Collected data entries
'''
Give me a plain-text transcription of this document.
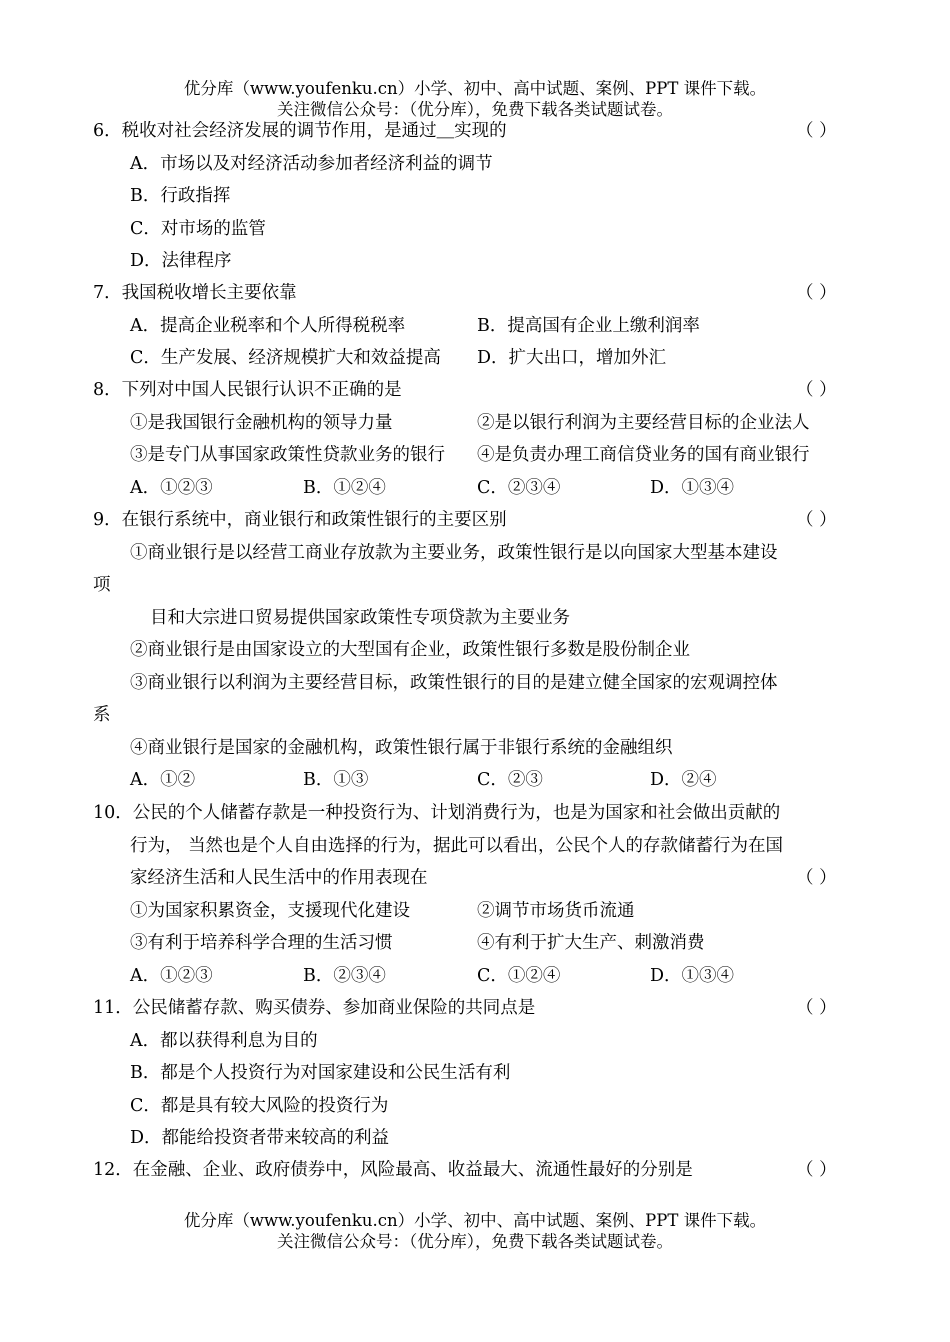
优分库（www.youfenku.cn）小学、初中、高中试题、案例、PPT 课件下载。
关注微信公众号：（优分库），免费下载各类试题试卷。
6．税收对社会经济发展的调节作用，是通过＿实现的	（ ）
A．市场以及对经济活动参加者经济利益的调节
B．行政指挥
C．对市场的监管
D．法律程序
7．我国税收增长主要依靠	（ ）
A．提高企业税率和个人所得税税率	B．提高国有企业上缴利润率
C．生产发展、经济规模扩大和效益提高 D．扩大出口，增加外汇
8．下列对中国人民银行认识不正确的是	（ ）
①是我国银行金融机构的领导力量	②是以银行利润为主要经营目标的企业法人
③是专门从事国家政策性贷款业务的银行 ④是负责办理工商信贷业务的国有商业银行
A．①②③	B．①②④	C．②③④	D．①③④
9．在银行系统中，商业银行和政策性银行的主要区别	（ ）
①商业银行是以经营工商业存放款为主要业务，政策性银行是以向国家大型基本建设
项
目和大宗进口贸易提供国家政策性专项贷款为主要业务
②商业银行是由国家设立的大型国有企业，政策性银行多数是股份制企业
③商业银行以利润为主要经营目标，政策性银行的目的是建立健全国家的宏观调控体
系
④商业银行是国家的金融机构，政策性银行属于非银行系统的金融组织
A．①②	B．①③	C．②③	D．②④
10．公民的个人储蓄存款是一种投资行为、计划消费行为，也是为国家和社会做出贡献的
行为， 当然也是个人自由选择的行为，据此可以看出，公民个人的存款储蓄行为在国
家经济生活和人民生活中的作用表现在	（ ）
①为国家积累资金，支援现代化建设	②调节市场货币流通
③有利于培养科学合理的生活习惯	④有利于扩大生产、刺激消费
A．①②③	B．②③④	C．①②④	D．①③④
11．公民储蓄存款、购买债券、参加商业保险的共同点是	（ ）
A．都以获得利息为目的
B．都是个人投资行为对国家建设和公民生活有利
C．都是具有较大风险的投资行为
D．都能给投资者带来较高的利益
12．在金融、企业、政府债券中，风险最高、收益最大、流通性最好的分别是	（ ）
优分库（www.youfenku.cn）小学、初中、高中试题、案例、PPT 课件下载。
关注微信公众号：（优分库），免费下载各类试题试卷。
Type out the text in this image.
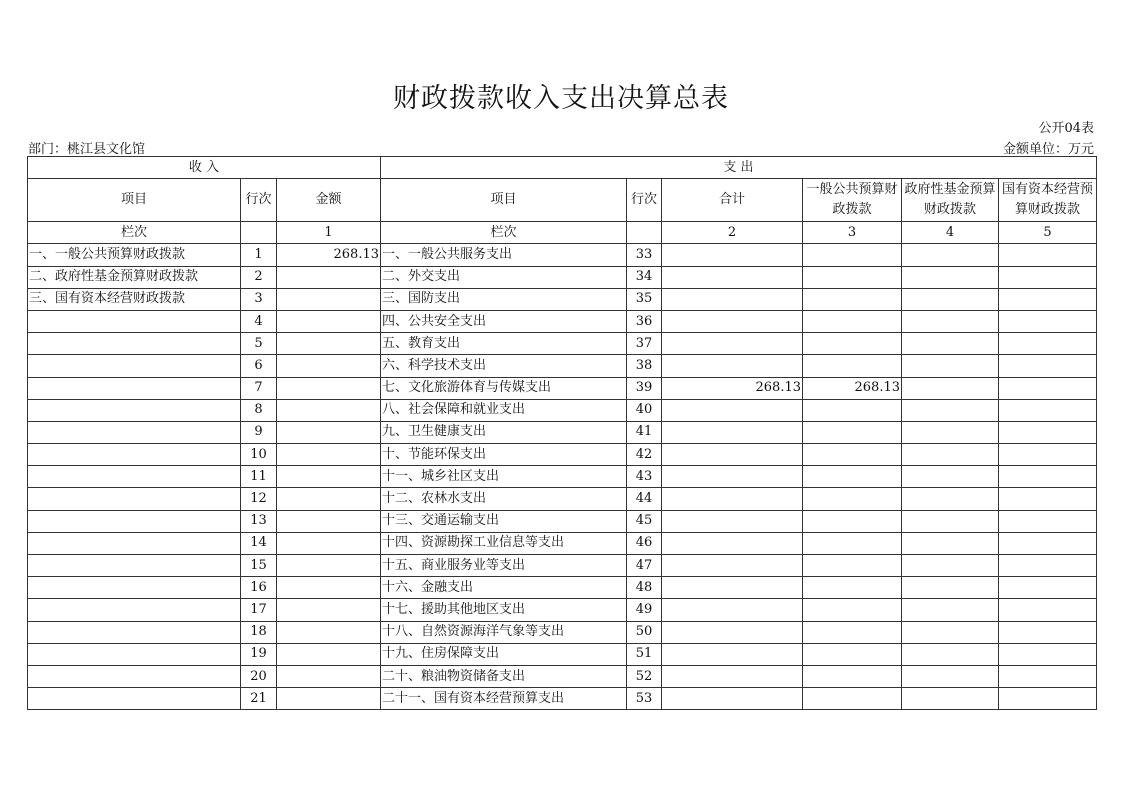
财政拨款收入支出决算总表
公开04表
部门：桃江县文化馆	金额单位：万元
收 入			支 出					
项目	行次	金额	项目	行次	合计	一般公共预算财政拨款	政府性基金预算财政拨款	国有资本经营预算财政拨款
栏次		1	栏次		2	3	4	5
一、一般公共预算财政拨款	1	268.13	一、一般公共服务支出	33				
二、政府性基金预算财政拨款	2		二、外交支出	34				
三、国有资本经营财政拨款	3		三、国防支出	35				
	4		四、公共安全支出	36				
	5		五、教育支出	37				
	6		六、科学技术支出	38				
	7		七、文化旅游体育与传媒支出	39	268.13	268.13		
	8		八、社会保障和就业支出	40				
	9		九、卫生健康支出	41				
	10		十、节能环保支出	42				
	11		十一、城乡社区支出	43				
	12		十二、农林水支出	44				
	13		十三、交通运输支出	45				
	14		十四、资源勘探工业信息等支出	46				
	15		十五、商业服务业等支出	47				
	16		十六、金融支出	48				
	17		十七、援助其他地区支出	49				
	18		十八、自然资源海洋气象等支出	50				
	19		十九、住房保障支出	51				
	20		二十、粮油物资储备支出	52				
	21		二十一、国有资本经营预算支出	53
'''
'''
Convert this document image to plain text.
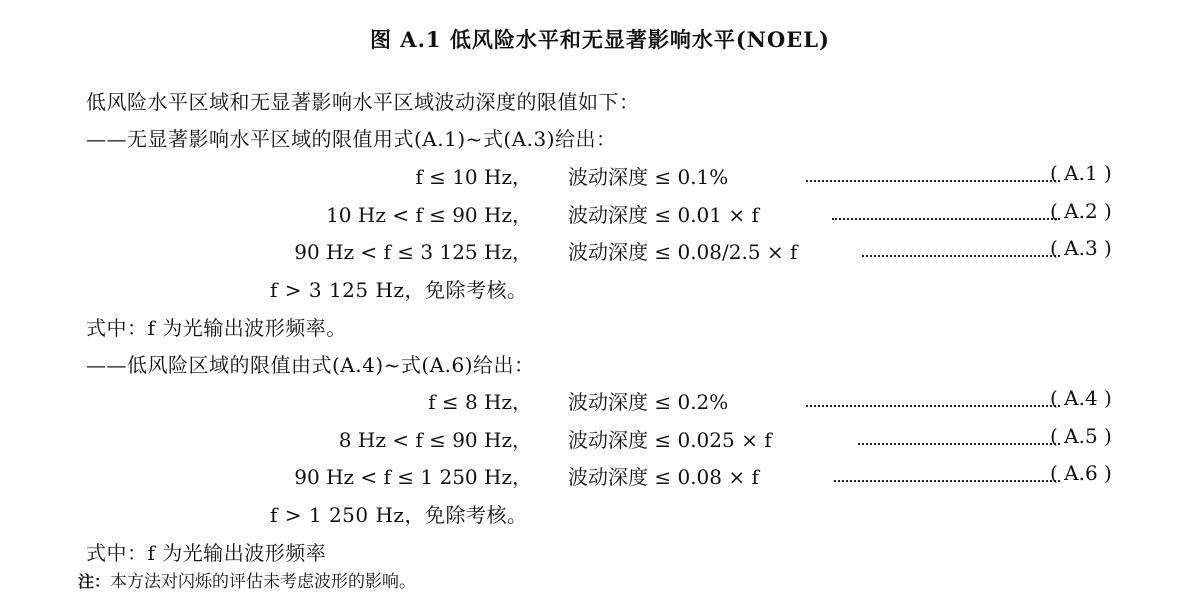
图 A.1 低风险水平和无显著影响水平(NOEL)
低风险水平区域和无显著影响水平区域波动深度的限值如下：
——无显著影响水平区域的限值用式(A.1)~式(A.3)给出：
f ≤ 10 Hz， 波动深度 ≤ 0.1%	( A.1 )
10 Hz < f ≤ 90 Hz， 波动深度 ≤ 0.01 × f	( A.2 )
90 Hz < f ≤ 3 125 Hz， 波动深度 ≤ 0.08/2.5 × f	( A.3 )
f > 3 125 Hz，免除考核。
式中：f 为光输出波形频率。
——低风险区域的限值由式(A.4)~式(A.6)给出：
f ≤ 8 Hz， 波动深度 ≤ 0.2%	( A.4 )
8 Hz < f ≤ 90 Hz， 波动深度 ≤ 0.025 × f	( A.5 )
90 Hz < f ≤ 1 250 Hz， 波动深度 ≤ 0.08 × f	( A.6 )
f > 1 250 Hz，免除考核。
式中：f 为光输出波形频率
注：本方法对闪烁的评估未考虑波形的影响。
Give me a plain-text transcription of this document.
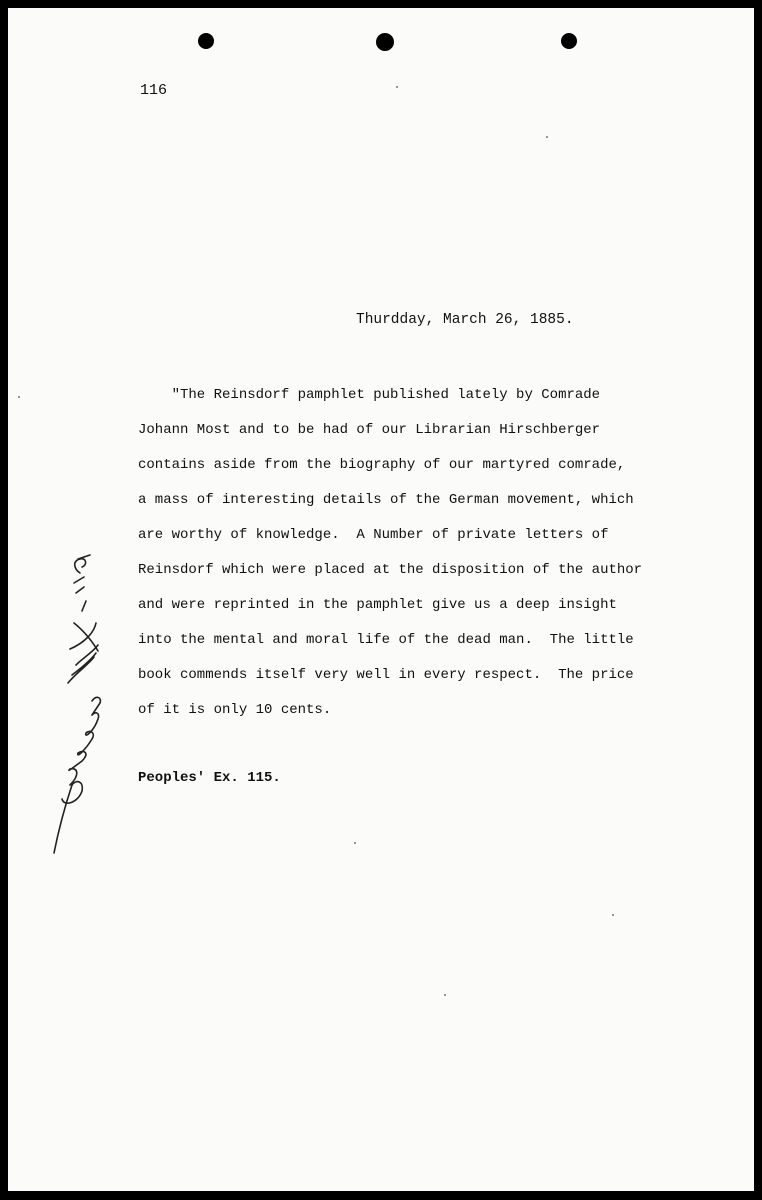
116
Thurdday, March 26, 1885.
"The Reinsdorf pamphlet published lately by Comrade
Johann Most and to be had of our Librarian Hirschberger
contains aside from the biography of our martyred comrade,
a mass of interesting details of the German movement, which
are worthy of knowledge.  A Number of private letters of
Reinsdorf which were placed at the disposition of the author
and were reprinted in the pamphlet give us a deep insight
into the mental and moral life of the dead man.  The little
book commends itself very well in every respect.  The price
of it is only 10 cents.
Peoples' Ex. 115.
'''
'''
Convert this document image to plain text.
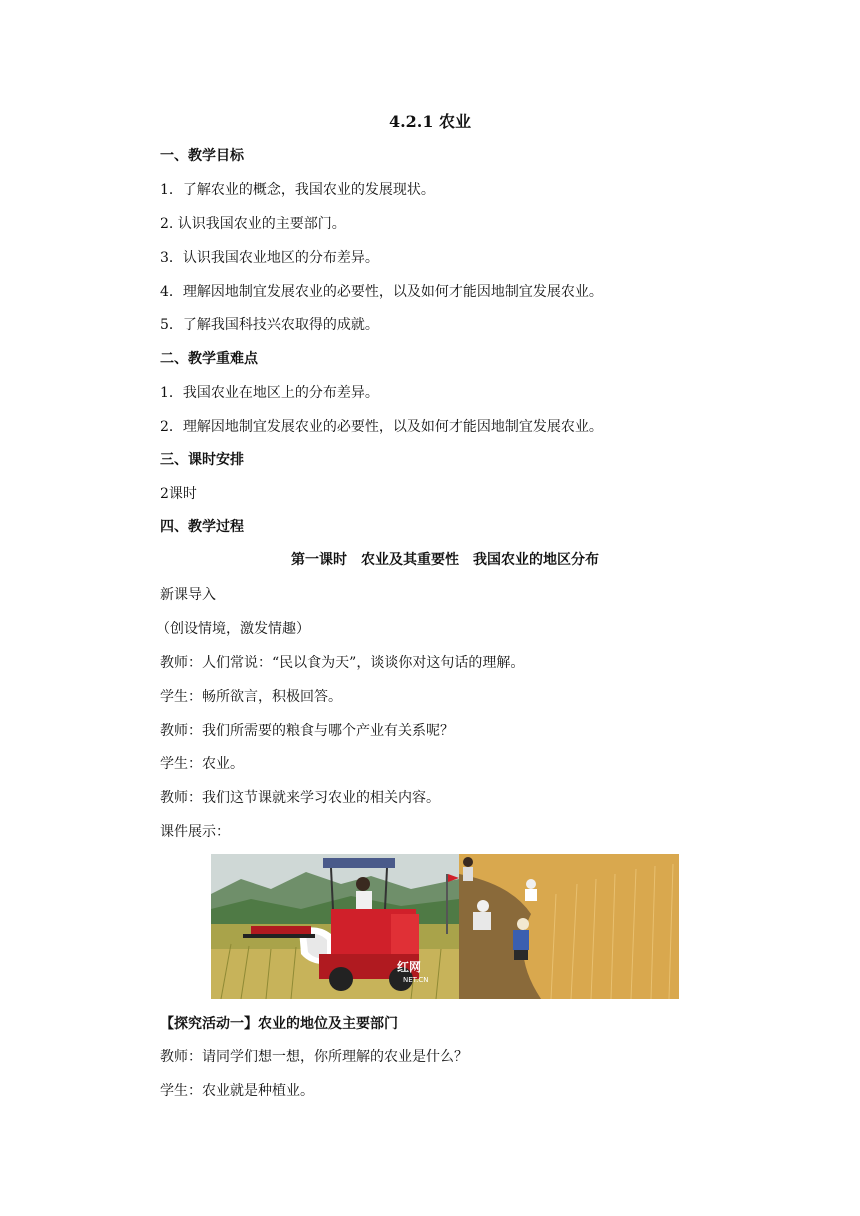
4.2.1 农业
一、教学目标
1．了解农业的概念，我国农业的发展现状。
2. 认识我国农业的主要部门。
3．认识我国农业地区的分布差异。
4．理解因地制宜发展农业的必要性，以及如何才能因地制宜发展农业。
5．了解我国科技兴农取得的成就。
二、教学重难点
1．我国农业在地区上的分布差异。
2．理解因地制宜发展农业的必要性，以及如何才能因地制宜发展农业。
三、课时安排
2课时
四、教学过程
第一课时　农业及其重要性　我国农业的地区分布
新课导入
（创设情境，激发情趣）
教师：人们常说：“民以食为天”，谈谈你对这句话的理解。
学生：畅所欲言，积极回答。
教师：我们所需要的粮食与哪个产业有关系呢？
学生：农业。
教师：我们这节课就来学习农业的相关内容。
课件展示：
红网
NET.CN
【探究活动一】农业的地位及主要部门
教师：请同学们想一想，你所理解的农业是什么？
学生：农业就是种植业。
'''
**Description of the task:**
Return only the number of lines in the preceding records that contain the string "Reinsdorf".

**Task solution:**
2